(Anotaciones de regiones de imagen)

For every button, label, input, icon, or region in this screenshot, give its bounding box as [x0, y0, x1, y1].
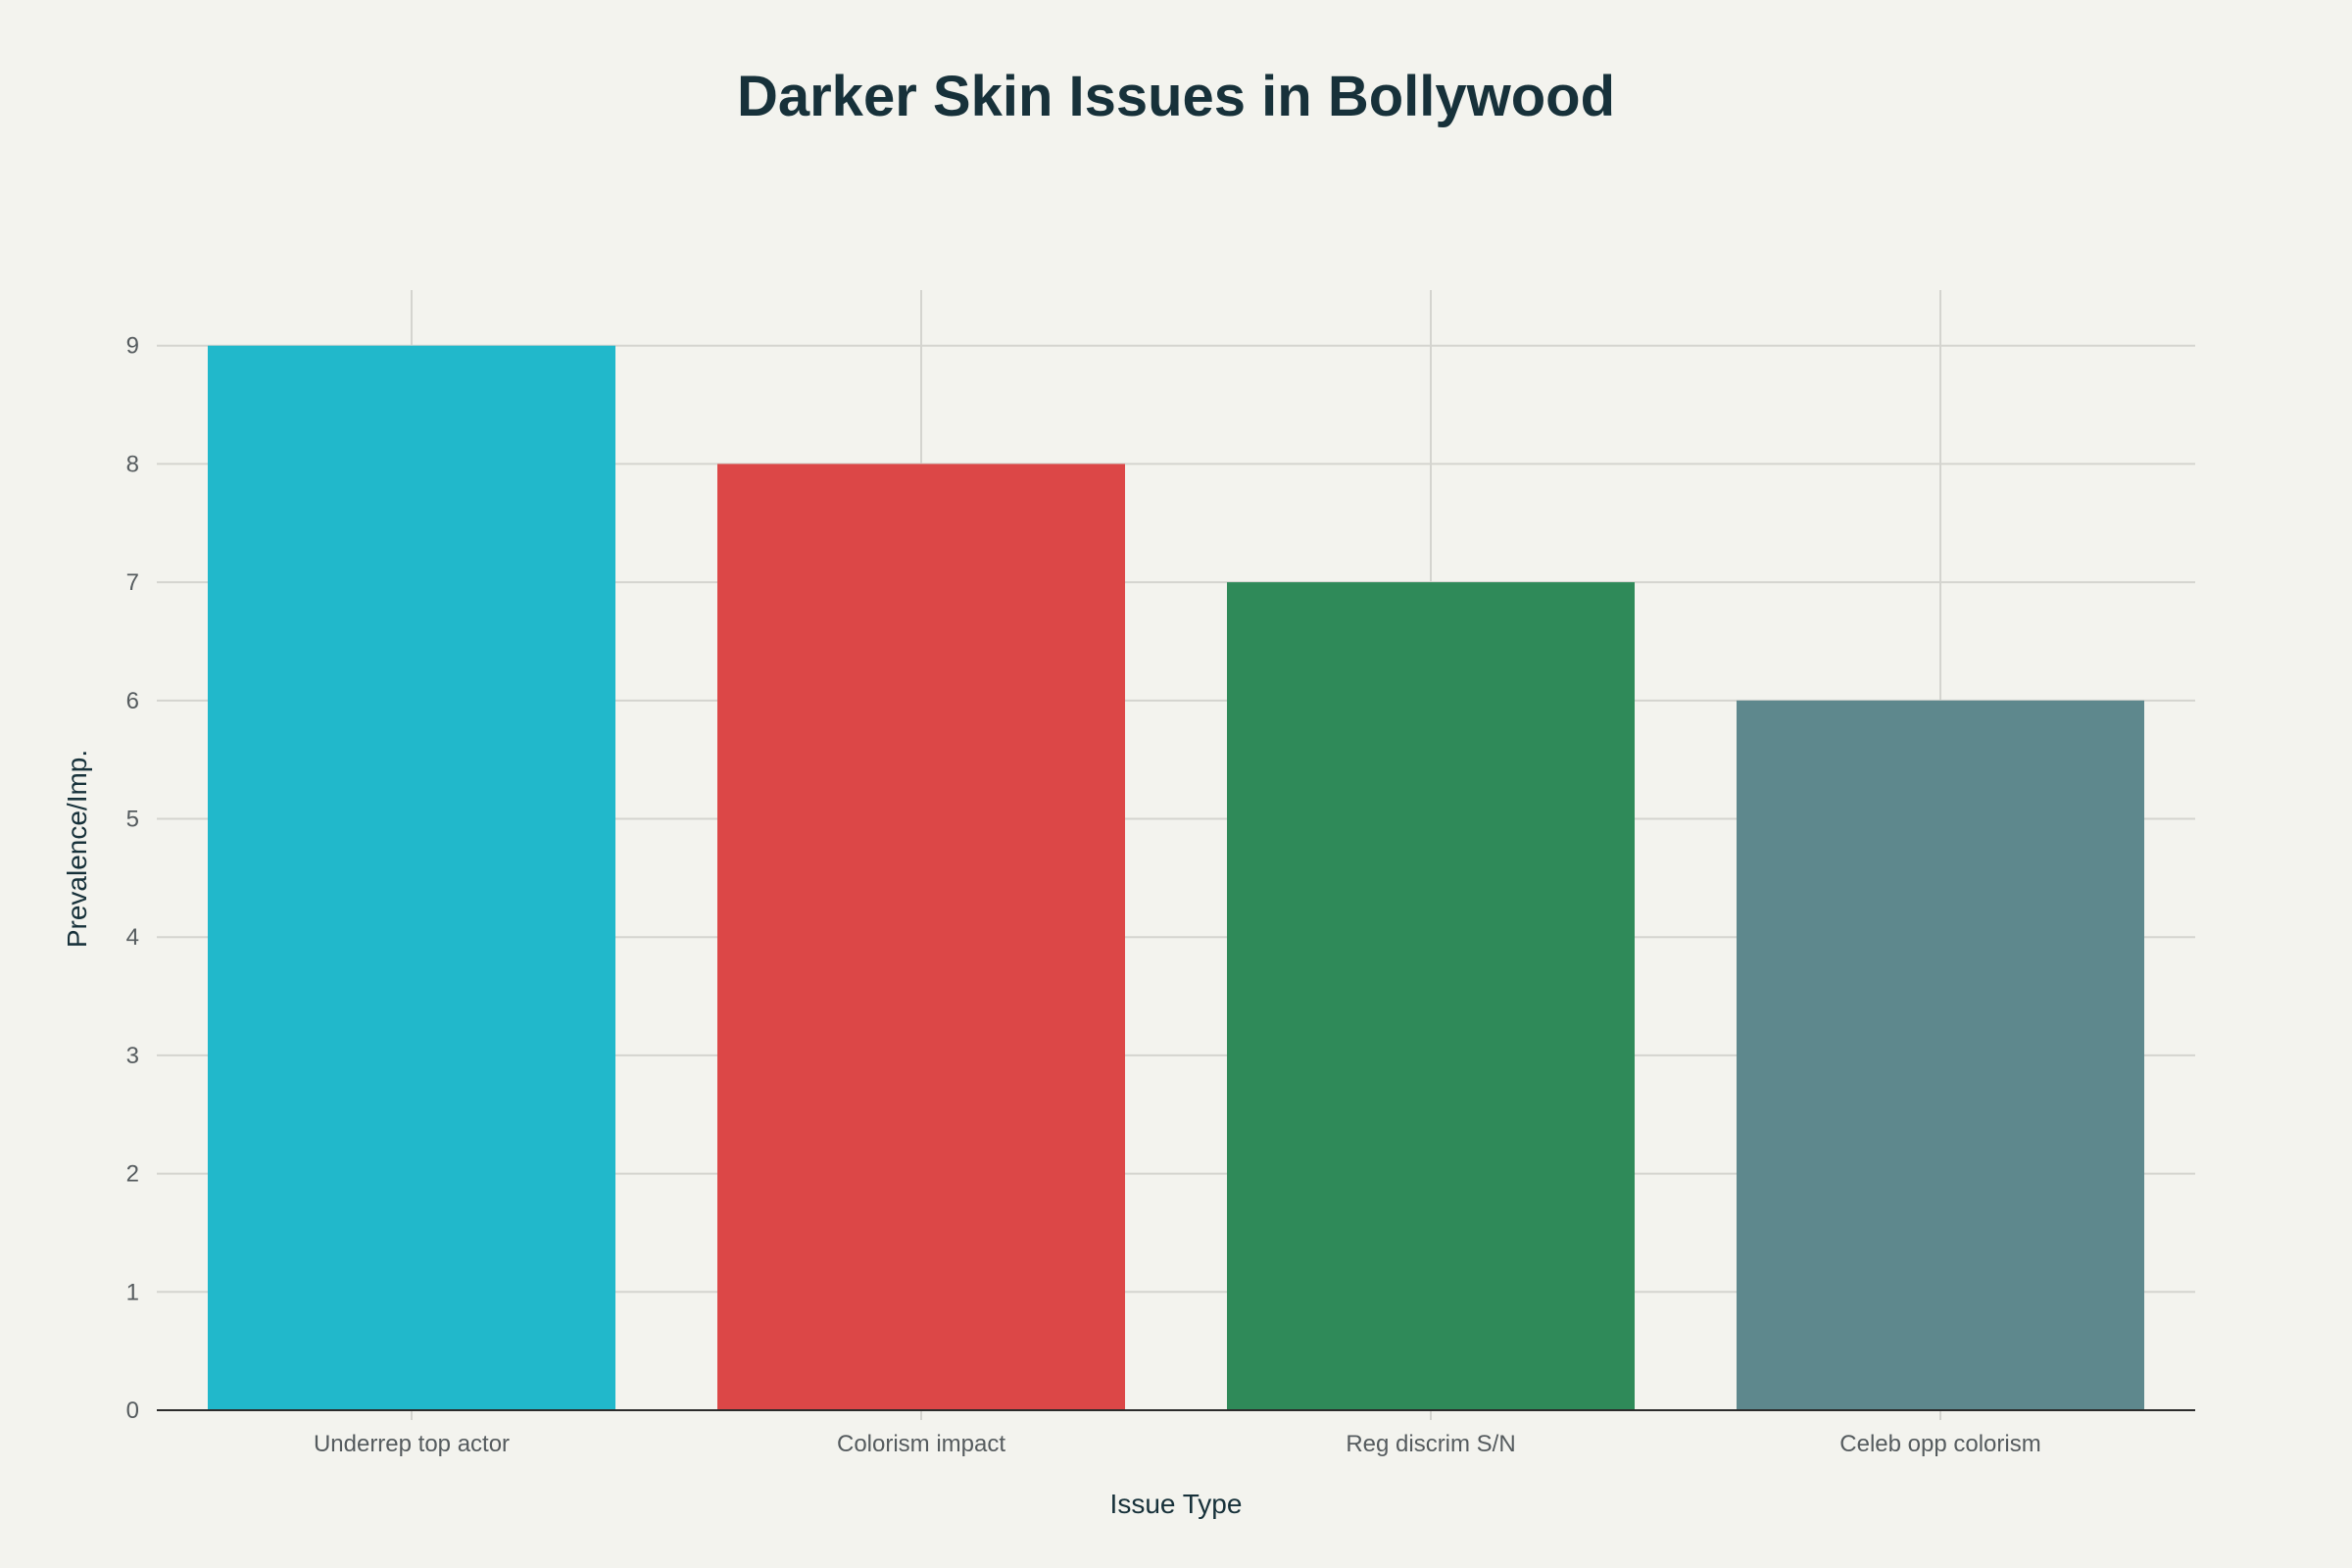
- x-tick-label: Colorism impact: [837, 1431, 1005, 1457]
- y-tick-label: 4: [126, 924, 139, 951]
- y-tick-label: 6: [126, 688, 139, 714]
- x-tick-label: Reg discrim S/N: [1346, 1431, 1515, 1457]
- y-tick-label: 1: [126, 1279, 139, 1305]
- x-tick-label: Underrep top actor: [314, 1431, 510, 1457]
- y-tick-label: 8: [126, 451, 139, 477]
- bar: [208, 345, 615, 1411]
- bar: [1227, 582, 1635, 1410]
- x-tick-label: Celeb opp colorism: [1839, 1431, 2040, 1457]
- bar: [717, 464, 1125, 1410]
- chart-title: Darker Skin Issues in Bollywood: [737, 65, 1615, 128]
- bars: [208, 345, 2144, 1411]
- y-tick-label: 0: [126, 1397, 139, 1424]
- plot-area: 0 1 2 3 4 5 6 7 8 9 Underrep top actor Colorism im…: [126, 290, 2195, 1457]
- y-tick-label: 9: [126, 333, 139, 360]
- y-tick-label: 3: [126, 1043, 139, 1069]
- y-tick-label: 5: [126, 807, 139, 833]
- bar: [1737, 700, 2144, 1410]
- y-tick-labels: 0 1 2 3 4 5 6 7 8 9: [126, 333, 139, 1424]
- x-tick-labels: Underrep top actor Colorism impact Reg dis…: [314, 1431, 2041, 1457]
- y-tick-label: 7: [126, 569, 139, 596]
- x-axis-title: Issue Type: [1110, 1489, 1243, 1519]
- y-axis-title: Prevalence/Imp.: [62, 750, 92, 948]
- y-tick-label: 2: [126, 1161, 139, 1188]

◆ Ejercicio propuesto: Por favor, selecciona y copia cada línea de los ítems anteriores que contenga la cadena "title". Ten en cuenta que se distinguen mayúsculas y minúsculas.

◆ Tarea resuelta:
- chart-title: Darker Skin Issues in Bollywood: [737, 65, 1615, 128]
- x-axis-title: Issue Type: [1110, 1489, 1243, 1519]
- y-axis-title: Prevalence/Imp.: [62, 750, 92, 948]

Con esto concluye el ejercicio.